## [Work instructions]
Copy out each line of the material in which the word "Jones" appears.

━━━━━ Material

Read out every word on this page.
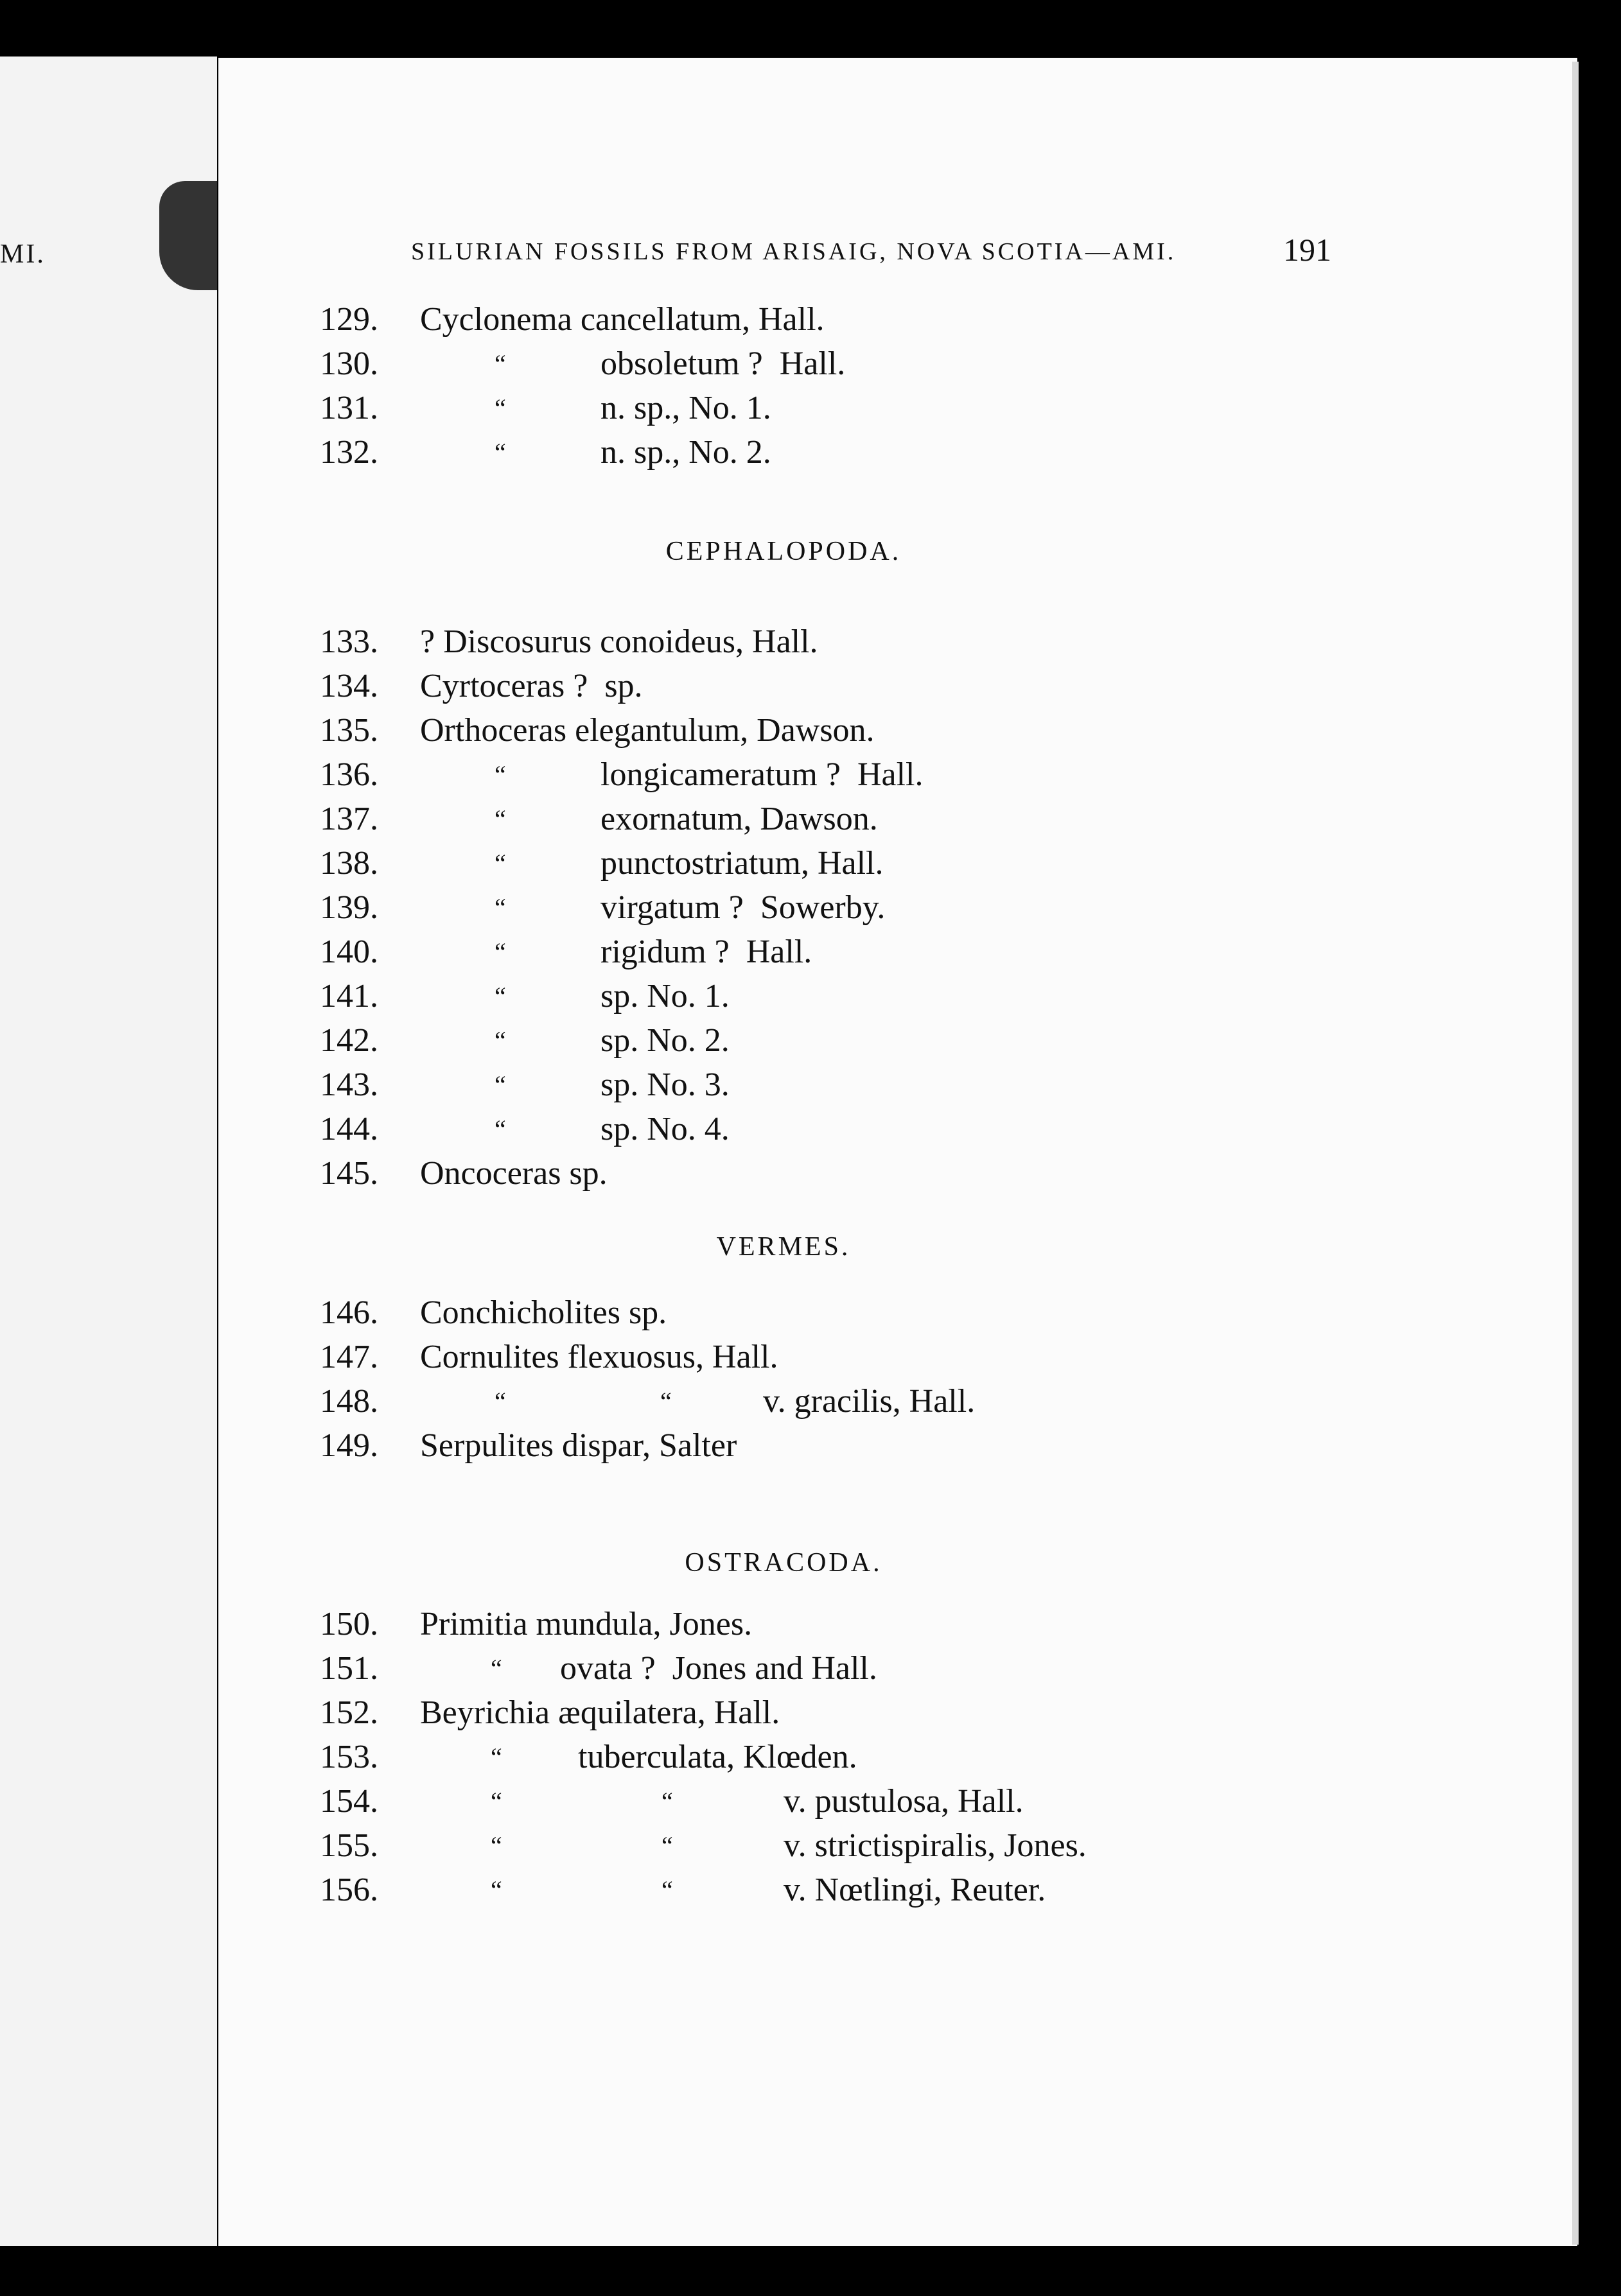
MI.	SILURIAN FOSSILS FROM ARISAIG, NOVA SCOTIA—AMI.	191
129. Cyclonema cancellatum, Hall.
130.	“	obsoletum ?  Hall.
131.	“	n. sp., No. 1.
132.	“	n. sp., No. 2.
CEPHALOPODA.
133. ? Discosurus conoideus, Hall.
134. Cyrtoceras ?  sp.
135. Orthoceras elegantulum, Dawson.
136.	“	longicameratum ?  Hall.
137.	“	exornatum, Dawson.
138.	“	punctostriatum, Hall.
139.	“	virgatum ?  Sowerby.
140.	“	rigidum ?  Hall.
141.	“	sp. No. 1.
142.	“	sp. No. 2.
143.	“	sp. No. 3.
144.	“	sp. No. 4.
145. Oncoceras sp.
VERMES.
146. Conchicholites sp.
147. Cornulites flexuosus, Hall.
148.	“	“	v. gracilis, Hall.
149. Serpulites dispar, Salter
OSTRACODA.
150. Primitia mundula, Jones.
151.	“ ovata ?  Jones and Hall.
152. Beyrichia æquilatera, Hall.
153.	“ tuberculata, Klœden.
154.	“	“	v. pustulosa, Hall.
155.	“	“	v. strictispiralis, Jones.
156.	“	“	v. Nœtlingi, Reuter.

━━━━━━━━━━

## [Answer to this exercise]
150. Primitia mundula, Jones.
151.	“ ovata ?  Jones and Hall.
155.	“	“	v. strictispiralis, Jones.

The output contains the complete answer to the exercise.